===== Stored records

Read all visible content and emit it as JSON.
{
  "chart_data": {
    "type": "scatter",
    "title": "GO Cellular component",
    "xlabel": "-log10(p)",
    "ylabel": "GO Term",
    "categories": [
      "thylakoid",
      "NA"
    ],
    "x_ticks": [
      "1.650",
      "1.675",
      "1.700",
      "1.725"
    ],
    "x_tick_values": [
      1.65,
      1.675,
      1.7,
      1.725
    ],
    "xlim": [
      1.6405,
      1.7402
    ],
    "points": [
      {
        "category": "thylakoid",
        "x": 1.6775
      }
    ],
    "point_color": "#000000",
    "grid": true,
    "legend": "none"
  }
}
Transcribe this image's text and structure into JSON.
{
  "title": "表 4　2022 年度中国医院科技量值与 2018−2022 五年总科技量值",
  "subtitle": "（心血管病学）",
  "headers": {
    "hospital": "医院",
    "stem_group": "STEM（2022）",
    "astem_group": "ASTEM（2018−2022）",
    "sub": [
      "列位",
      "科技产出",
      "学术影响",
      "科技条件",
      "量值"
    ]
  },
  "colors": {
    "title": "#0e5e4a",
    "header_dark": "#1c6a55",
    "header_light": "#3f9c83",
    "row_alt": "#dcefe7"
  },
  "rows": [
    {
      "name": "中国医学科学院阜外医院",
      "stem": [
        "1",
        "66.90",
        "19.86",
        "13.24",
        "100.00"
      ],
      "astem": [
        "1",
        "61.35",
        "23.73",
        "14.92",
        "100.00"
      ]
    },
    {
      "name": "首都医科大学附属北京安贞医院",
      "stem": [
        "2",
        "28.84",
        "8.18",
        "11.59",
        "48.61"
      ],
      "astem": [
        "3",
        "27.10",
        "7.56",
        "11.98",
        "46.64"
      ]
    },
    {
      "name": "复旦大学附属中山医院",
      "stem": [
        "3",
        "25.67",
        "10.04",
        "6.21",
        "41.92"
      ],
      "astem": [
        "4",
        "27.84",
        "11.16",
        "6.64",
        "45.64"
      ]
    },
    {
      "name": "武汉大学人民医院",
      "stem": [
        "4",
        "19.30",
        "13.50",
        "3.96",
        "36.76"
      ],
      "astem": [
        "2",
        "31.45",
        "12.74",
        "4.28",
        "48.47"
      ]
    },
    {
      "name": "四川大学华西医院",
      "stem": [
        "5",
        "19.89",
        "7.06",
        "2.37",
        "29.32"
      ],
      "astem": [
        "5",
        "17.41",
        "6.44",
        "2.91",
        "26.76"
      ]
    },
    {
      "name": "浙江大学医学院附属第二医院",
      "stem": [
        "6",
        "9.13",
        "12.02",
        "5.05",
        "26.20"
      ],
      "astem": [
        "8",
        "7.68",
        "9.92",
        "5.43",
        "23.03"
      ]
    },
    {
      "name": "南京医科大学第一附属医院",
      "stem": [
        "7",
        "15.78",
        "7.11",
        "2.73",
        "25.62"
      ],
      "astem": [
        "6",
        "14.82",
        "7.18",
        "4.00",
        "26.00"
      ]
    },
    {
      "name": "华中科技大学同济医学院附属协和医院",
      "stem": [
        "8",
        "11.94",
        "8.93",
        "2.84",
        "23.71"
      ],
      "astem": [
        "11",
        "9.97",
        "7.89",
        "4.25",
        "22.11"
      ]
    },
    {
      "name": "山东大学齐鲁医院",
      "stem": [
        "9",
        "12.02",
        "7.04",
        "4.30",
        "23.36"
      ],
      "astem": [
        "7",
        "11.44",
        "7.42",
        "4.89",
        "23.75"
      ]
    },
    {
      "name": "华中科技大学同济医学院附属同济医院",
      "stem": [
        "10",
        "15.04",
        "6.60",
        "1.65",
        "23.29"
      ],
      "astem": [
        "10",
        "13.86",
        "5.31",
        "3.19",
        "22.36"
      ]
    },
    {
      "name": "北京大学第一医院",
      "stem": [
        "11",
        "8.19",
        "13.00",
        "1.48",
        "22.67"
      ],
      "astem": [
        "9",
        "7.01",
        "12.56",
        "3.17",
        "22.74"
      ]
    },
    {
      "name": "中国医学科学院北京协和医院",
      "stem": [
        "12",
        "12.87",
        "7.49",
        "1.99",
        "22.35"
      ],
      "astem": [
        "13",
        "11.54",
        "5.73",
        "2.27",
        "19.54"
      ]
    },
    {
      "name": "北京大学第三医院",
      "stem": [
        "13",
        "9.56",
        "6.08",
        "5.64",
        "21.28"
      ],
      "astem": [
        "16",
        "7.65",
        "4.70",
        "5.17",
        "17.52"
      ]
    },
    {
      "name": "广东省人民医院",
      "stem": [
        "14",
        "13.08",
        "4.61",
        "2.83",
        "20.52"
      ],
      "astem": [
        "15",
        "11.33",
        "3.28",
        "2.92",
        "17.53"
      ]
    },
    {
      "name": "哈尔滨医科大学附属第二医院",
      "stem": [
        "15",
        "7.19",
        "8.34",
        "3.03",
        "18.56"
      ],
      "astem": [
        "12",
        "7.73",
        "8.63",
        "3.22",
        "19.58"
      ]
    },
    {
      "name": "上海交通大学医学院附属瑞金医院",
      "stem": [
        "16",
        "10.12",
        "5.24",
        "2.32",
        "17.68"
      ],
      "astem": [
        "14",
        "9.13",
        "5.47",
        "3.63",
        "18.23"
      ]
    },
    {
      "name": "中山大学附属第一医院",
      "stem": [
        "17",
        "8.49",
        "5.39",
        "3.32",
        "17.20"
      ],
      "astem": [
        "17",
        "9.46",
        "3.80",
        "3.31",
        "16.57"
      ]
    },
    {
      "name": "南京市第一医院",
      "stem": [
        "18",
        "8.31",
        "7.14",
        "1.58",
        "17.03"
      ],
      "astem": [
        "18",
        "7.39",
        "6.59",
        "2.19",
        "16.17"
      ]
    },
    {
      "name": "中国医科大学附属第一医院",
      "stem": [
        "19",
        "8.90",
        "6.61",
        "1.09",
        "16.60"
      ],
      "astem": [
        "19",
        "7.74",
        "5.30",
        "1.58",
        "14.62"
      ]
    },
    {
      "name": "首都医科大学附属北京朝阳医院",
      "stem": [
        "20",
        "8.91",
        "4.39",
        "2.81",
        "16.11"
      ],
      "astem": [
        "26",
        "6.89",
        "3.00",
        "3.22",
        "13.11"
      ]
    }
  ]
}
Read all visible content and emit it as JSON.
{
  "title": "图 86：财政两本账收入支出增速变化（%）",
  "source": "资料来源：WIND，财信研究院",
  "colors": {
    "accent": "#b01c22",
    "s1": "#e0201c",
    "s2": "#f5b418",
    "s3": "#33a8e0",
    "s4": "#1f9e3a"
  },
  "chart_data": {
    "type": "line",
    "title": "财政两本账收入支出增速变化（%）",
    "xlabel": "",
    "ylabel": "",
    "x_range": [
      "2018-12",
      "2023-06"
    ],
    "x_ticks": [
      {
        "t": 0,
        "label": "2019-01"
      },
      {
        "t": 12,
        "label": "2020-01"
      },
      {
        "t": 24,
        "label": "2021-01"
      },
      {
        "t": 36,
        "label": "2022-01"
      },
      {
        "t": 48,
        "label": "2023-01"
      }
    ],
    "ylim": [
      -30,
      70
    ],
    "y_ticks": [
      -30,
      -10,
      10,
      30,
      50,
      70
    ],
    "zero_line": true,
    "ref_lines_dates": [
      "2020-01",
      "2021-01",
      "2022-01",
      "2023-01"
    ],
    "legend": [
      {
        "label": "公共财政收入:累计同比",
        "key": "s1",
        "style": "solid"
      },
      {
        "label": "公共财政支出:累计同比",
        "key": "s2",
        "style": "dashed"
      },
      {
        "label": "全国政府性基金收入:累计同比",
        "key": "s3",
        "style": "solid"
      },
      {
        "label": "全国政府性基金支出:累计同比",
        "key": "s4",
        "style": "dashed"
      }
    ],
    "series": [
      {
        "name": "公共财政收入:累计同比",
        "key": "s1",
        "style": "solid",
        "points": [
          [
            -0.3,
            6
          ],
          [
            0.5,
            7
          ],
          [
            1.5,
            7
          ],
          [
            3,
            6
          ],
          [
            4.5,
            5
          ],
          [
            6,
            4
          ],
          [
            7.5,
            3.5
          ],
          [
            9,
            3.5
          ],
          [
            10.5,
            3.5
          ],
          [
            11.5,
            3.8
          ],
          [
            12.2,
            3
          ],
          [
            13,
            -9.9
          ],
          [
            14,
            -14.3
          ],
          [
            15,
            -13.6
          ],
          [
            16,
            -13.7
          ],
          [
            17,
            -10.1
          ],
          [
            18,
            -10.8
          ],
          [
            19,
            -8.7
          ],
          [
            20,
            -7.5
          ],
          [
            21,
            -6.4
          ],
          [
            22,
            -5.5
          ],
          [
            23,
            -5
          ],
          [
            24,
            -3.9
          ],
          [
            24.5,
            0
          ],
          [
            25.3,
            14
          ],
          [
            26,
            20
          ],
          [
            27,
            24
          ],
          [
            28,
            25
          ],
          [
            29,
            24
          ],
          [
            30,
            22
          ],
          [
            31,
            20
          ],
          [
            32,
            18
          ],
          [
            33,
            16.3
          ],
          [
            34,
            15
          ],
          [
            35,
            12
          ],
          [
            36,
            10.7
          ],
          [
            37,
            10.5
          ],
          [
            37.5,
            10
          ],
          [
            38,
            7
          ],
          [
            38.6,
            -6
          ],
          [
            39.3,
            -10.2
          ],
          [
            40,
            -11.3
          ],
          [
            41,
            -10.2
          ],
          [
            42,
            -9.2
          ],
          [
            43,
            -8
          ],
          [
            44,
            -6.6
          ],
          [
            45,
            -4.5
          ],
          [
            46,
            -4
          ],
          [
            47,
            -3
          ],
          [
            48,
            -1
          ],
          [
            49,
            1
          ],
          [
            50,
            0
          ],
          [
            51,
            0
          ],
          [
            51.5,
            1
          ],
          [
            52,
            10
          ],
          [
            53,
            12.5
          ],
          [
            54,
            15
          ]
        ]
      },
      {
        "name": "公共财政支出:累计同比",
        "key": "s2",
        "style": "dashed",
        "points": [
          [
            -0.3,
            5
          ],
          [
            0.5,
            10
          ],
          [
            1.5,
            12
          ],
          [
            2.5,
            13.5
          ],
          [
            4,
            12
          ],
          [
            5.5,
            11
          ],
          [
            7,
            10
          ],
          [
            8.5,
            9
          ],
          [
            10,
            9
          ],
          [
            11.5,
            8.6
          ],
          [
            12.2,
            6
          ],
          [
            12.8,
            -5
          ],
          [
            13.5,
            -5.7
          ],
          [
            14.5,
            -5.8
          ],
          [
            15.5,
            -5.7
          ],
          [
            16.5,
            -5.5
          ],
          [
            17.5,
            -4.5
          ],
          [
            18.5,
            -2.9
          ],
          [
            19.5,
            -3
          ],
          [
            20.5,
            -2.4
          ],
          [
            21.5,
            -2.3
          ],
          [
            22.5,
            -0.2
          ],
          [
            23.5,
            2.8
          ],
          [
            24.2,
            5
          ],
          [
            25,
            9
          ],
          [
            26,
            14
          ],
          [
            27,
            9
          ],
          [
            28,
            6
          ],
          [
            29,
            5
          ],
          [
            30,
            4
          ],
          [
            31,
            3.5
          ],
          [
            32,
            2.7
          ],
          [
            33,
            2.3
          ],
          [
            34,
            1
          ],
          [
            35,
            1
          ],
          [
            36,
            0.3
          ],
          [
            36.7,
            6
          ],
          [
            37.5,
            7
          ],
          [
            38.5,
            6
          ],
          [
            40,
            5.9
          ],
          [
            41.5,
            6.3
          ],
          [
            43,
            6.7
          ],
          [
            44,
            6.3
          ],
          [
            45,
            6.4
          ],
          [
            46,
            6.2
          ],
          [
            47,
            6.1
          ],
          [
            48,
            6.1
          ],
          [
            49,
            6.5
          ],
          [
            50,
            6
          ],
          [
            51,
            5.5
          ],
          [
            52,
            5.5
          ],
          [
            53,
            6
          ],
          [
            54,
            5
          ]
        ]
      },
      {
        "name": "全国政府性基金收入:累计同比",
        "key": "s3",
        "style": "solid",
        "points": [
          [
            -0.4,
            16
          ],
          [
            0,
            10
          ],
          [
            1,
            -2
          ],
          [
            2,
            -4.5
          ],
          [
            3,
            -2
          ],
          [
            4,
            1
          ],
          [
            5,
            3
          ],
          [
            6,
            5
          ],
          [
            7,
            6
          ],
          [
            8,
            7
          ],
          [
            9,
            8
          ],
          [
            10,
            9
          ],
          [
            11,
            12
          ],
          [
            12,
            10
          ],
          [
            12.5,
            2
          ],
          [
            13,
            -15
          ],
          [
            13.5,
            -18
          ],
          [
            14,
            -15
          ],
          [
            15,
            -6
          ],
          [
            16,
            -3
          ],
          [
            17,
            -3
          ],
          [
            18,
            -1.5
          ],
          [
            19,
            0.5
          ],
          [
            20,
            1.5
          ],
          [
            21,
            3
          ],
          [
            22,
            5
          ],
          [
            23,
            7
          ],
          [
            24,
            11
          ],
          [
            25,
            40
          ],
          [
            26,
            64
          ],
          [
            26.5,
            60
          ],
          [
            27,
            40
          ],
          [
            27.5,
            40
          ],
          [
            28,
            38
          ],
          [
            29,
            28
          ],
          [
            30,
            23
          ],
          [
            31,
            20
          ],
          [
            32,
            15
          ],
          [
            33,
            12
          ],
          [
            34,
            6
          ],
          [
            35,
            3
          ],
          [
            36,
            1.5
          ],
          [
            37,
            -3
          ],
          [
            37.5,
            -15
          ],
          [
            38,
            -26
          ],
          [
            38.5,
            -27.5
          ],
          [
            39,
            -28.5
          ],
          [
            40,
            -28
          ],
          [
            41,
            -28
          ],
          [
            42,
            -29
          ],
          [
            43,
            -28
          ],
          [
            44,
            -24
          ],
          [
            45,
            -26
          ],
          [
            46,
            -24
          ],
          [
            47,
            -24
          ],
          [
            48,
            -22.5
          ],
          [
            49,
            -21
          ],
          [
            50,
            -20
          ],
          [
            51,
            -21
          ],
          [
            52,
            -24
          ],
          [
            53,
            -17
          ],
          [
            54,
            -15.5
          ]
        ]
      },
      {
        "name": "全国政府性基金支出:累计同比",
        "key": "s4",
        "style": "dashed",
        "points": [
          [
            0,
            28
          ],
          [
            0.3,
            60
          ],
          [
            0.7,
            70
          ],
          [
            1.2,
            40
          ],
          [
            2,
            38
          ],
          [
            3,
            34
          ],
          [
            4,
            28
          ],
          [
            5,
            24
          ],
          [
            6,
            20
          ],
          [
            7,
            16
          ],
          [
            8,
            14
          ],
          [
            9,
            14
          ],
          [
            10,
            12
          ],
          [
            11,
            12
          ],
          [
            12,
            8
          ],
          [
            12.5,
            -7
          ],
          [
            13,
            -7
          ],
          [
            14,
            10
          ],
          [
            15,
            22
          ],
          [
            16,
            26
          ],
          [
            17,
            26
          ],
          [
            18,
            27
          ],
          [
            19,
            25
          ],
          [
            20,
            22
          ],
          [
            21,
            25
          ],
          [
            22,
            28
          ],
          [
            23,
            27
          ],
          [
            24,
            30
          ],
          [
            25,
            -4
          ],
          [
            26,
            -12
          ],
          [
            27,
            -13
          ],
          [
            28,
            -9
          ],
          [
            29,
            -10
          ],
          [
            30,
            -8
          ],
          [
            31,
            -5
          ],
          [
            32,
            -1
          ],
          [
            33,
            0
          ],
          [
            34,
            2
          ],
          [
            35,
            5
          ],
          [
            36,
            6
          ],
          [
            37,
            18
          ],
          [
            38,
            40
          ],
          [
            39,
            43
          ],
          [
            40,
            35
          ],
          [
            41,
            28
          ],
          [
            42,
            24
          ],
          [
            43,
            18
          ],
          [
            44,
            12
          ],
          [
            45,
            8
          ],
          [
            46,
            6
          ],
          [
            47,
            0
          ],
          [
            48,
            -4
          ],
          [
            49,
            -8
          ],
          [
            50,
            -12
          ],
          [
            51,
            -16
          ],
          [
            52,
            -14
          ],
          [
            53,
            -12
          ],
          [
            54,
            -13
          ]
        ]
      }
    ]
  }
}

==========

*What you should do*.
Return every line above that contains the word "全国政府性基金收入".

*Finished answer*.
        "label": "全国政府性基金收入:累计同比",
        "name": "全国政府性基金收入:累计同比",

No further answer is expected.